### [TASK STATEMENT]
The entries below should be quoted exactly, with no pictures carried over.

### [MATERIAL SUPPLIED]
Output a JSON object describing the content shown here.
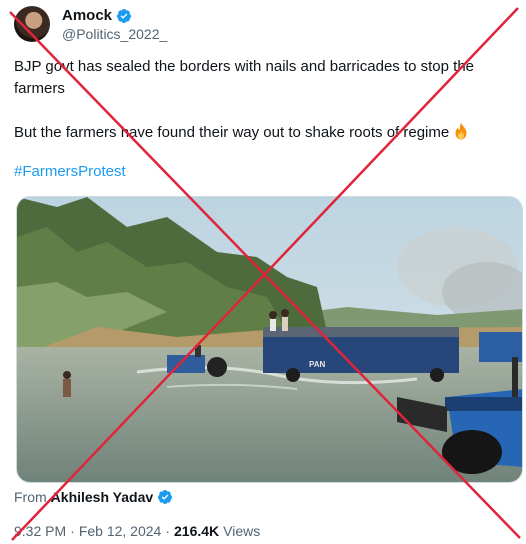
{
  "author": {
    "display_name": "Amock",
    "handle": "@Politics_2022_",
    "verified": true
  },
  "tweet": {
    "line1": "BJP govt has sealed the borders with nails and barricades to stop the farmers",
    "line2": "But the farmers have found their way out to shake roots of regime",
    "hashtag": "#FarmersProtest"
  },
  "media": {
    "trailer_label": "PAN"
  },
  "source": {
    "from_label": "From",
    "from_name": "Akhilesh Yadav",
    "verified": true
  },
  "meta": {
    "time": "9:32 PM",
    "separator": "·",
    "date": "Feb 12, 2024",
    "views_count": "216.4K",
    "views_label": "Views"
  },
  "overlay": {
    "cross_color": "#e0253a"
  },
  "colors": {
    "link": "#1d9bf0",
    "verified_badge": "#1d9bf0",
    "muted_text": "#536471"
  }
}
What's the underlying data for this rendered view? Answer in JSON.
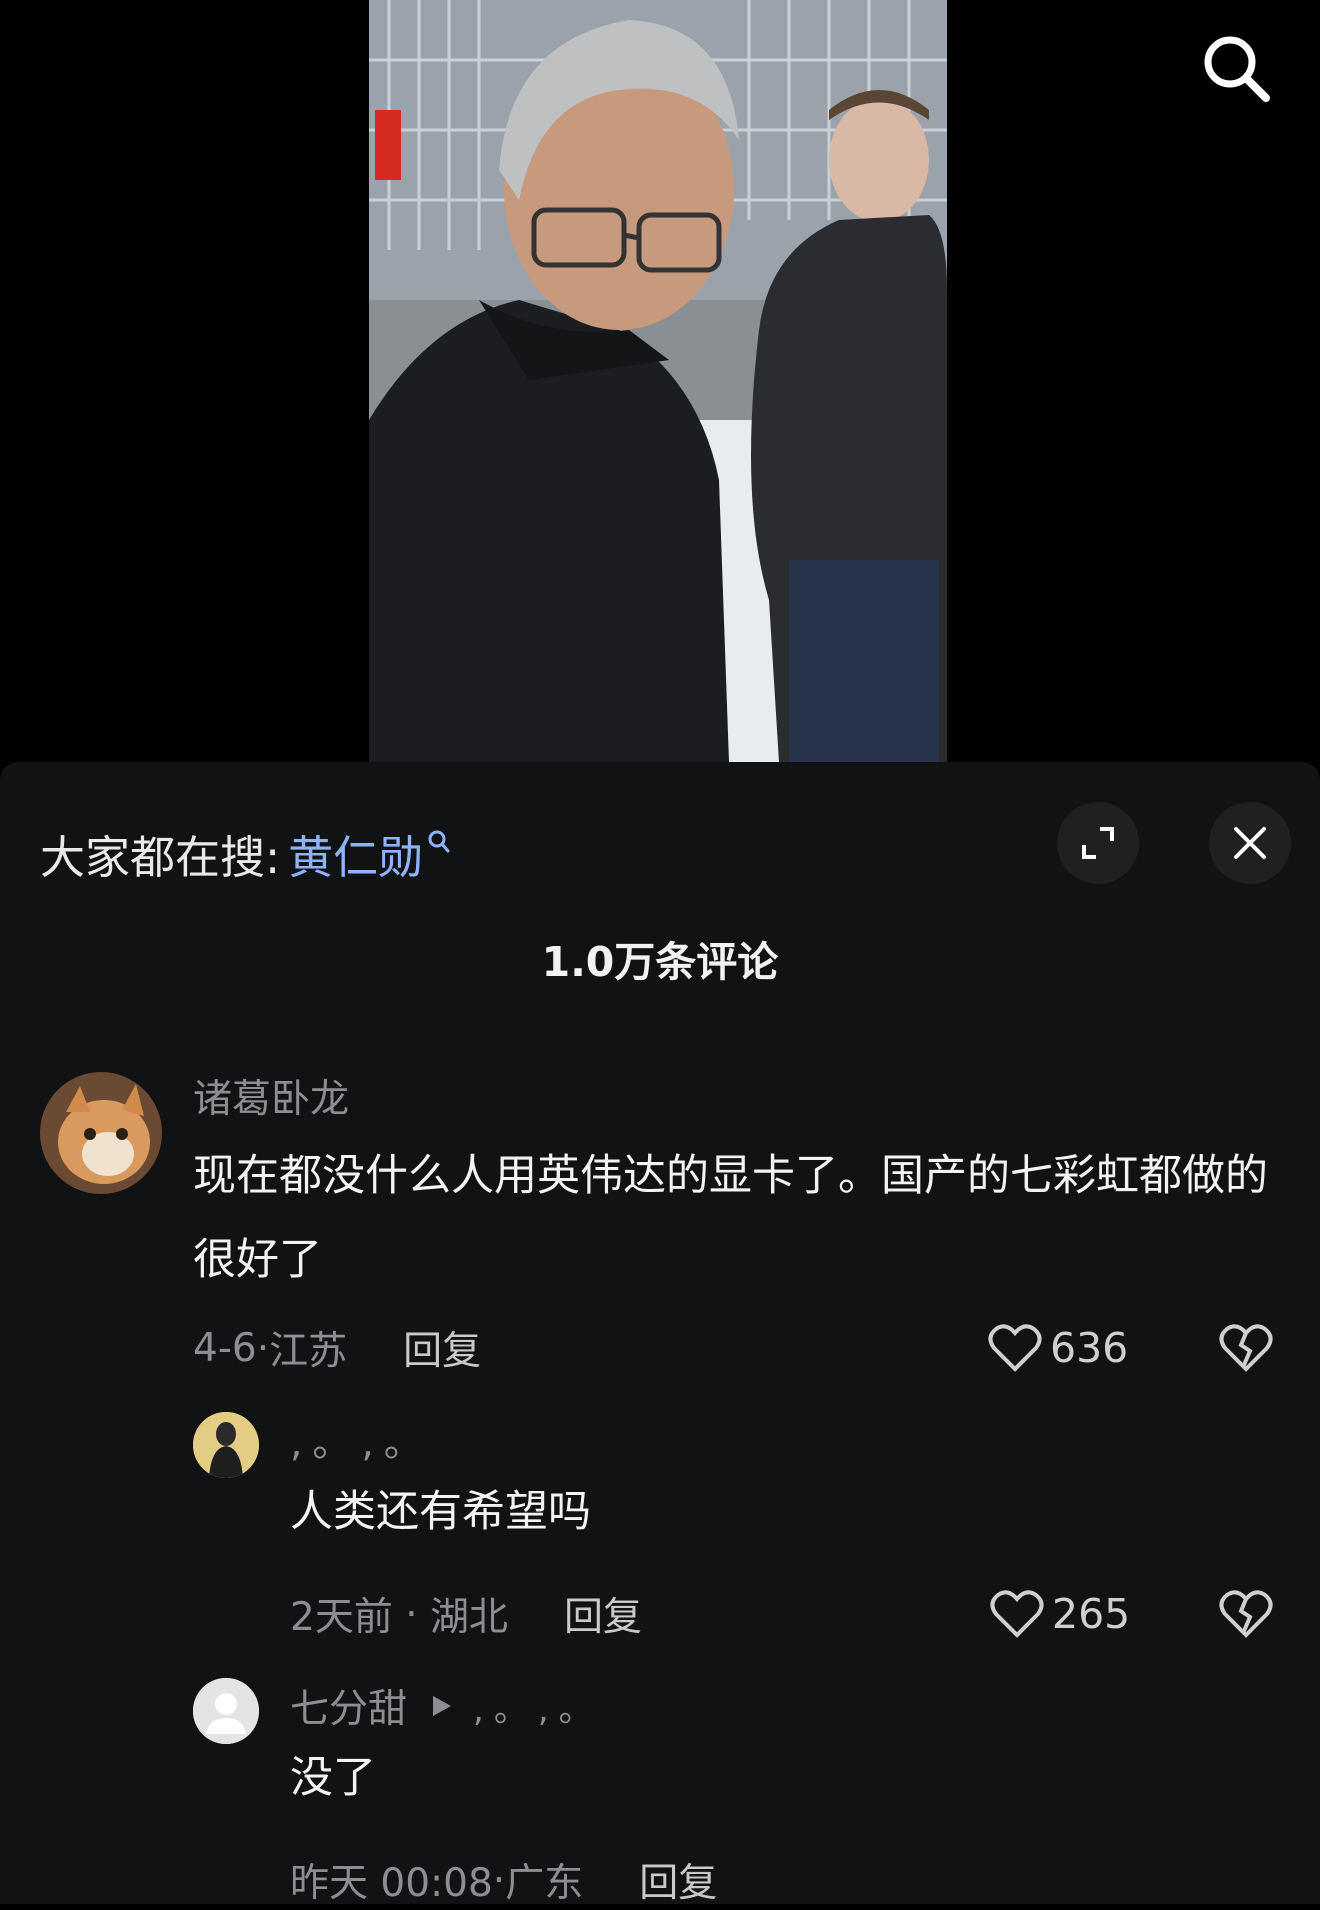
{
  "video": {
    "search_icon": "search-icon"
  },
  "sheet": {
    "trending_prefix": "大家都在搜:",
    "trending_term": "黄仁勋",
    "expand_icon": "expand-icon",
    "close_icon": "close-icon",
    "comment_count": "1.0万条评论"
  },
  "comments": [
    {
      "username": "诸葛卧龙",
      "text": "现在都没什么人用英伟达的显卡了。国产的七彩虹都做的很好了",
      "date": "4-6",
      "location": "江苏",
      "reply": "回复",
      "likes": "636"
    },
    {
      "username": ",。,。",
      "text": "人类还有希望吗",
      "date": "2天前",
      "location": "湖北",
      "reply": "回复",
      "likes": "265"
    },
    {
      "username": "七分甜",
      "reply_to": ",。,。",
      "text": "没了",
      "date": "昨天 00:08",
      "location": "广东",
      "reply": "回复"
    }
  ],
  "colors": {
    "accent_link": "#8fb4ff",
    "sheet_bg": "#111213",
    "muted_text": "#8d8e91"
  }
}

### [THE RESULT]
Output a JSON object describing the content shown here.
{
  "author": {
    "display_name": "Amock",
    "handle": "@Politics_2022_",
    "verified": true
  },
  "tweet": {
    "line1": "BJP govt has sealed the borders with nails and barricades to stop the farmers",
    "line2": "But the farmers have found their way out to shake roots of regime",
    "hashtag": "#FarmersProtest"
  },
  "media": {
    "trailer_label": "PAN"
  },
  "source": {
    "from_label": "From",
    "from_name": "Akhilesh Yadav",
    "verified": true
  },
  "meta": {
    "time": "9:32 PM",
    "separator": "·",
    "date": "Feb 12, 2024",
    "views_count": "216.4K",
    "views_label": "Views"
  },
  "overlay": {
    "cross_color": "#e0253a"
  },
  "colors": {
    "link": "#1d9bf0",
    "verified_badge": "#1d9bf0",
    "muted_text": "#536471"
  }
}
What's the underlying data for this rendered view? Answer in JSON.
{
  "video": {
    "search_icon": "search-icon"
  },
  "sheet": {
    "trending_prefix": "大家都在搜:",
    "trending_term": "黄仁勋",
    "expand_icon": "expand-icon",
    "close_icon": "close-icon",
    "comment_count": "1.0万条评论"
  },
  "comments": [
    {
      "username": "诸葛卧龙",
      "text": "现在都没什么人用英伟达的显卡了。国产的七彩虹都做的很好了",
      "date": "4-6",
      "location": "江苏",
      "reply": "回复",
      "likes": "636"
    },
    {
      "username": ",。,。",
      "text": "人类还有希望吗",
      "date": "2天前",
      "location": "湖北",
      "reply": "回复",
      "likes": "265"
    },
    {
      "username": "七分甜",
      "reply_to": ",。,。",
      "text": "没了",
      "date": "昨天 00:08",
      "location": "广东",
      "reply": "回复"
    }
  ],
  "colors": {
    "accent_link": "#8fb4ff",
    "sheet_bg": "#111213",
    "muted_text": "#8d8e91"
  }
}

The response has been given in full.